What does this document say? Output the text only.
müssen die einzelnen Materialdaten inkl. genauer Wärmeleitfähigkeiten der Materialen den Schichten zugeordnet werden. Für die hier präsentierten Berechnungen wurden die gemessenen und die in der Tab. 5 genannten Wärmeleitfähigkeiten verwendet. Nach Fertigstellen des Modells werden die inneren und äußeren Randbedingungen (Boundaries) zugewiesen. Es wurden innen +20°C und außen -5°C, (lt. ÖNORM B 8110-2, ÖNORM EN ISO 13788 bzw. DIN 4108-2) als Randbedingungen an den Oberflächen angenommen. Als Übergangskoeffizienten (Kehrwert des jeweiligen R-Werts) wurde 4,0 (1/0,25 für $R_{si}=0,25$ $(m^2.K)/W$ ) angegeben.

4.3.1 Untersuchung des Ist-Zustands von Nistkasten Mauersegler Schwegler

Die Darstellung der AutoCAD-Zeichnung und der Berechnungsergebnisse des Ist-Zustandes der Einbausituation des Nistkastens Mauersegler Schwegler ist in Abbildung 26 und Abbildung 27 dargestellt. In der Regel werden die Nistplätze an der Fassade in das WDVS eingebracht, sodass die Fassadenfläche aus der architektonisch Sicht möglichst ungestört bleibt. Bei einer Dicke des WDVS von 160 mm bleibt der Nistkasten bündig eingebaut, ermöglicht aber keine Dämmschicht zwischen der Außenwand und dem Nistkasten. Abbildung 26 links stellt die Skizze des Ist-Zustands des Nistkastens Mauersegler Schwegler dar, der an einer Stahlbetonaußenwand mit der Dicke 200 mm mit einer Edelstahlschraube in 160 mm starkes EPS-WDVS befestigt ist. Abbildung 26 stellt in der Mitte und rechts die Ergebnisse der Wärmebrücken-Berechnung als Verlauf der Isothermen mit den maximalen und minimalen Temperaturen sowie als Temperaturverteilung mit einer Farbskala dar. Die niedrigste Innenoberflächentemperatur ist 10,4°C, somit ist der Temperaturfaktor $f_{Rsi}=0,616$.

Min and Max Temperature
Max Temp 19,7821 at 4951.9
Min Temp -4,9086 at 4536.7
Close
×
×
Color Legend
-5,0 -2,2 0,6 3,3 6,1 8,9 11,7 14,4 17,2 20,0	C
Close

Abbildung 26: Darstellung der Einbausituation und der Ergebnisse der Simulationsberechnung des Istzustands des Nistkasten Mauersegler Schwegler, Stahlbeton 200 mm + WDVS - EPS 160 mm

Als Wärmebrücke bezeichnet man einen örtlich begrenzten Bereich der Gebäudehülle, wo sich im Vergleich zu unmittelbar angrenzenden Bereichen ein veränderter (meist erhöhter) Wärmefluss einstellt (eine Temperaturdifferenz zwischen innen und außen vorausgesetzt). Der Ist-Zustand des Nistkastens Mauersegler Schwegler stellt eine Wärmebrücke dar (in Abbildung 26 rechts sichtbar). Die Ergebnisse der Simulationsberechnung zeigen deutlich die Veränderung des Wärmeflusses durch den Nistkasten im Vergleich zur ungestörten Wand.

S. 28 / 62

* * * * *

> Your assignment:
Output the records in full, keeping them exactly as they are.

> Solution below:
What does this document say? Output the text only.
müssen die einzelnen Materialdaten inkl. genauer Wärmeleitfähigkeiten der Materialen den Schichten zugeordnet werden. Für die hier präsentierten Berechnungen wurden die gemessenen und die in der Tab. 5 genannten Wärmeleitfähigkeiten verwendet. Nach Fertigstellen des Modells werden die inneren und äußeren Randbedingungen (Boundaries) zugewiesen. Es wurden innen +20°C und außen -5°C, (lt. ÖNORM B 8110-2, ÖNORM EN ISO 13788 bzw. DIN 4108-2) als Randbedingungen an den Oberflächen angenommen. Als Übergangskoeffizienten (Kehrwert des jeweiligen R-Werts) wurde 4,0 (1/0,25 für $R_{si}=0,25$ $(m^2.K)/W$ ) angegeben.

4.3.1 Untersuchung des Ist-Zustands von Nistkasten Mauersegler Schwegler

Die Darstellung der AutoCAD-Zeichnung und der Berechnungsergebnisse des Ist-Zustandes der Einbausituation des Nistkastens Mauersegler Schwegler ist in Abbildung 26 und Abbildung 27 dargestellt. In der Regel werden die Nistplätze an der Fassade in das WDVS eingebracht, sodass die Fassadenfläche aus der architektonisch Sicht möglichst ungestört bleibt. Bei einer Dicke des WDVS von 160 mm bleibt der Nistkasten bündig eingebaut, ermöglicht aber keine Dämmschicht zwischen der Außenwand und dem Nistkasten. Abbildung 26 links stellt die Skizze des Ist-Zustands des Nistkastens Mauersegler Schwegler dar, der an einer Stahlbetonaußenwand mit der Dicke 200 mm mit einer Edelstahlschraube in 160 mm starkes EPS-WDVS befestigt ist. Abbildung 26 stellt in der Mitte und rechts die Ergebnisse der Wärmebrücken-Berechnung als Verlauf der Isothermen mit den maximalen und minimalen Temperaturen sowie als Temperaturverteilung mit einer Farbskala dar. Die niedrigste Innenoberflächentemperatur ist 10,4°C, somit ist der Temperaturfaktor $f_{Rsi}=0,616$.

Min and Max Temperature
Max Temp 19,7821 at 4951.9
Min Temp -4,9086 at 4536.7
Close
×
×
Color Legend
-5,0 -2,2 0,6 3,3 6,1 8,9 11,7 14,4 17,2 20,0	C
Close

Abbildung 26: Darstellung der Einbausituation und der Ergebnisse der Simulationsberechnung des Istzustands des Nistkasten Mauersegler Schwegler, Stahlbeton 200 mm + WDVS - EPS 160 mm

Als Wärmebrücke bezeichnet man einen örtlich begrenzten Bereich der Gebäudehülle, wo sich im Vergleich zu unmittelbar angrenzenden Bereichen ein veränderter (meist erhöhter) Wärmefluss einstellt (eine Temperaturdifferenz zwischen innen und außen vorausgesetzt). Der Ist-Zustand des Nistkastens Mauersegler Schwegler stellt eine Wärmebrücke dar (in Abbildung 26 rechts sichtbar). Die Ergebnisse der Simulationsberechnung zeigen deutlich die Veränderung des Wärmeflusses durch den Nistkasten im Vergleich zur ungestörten Wand.

S. 28 / 62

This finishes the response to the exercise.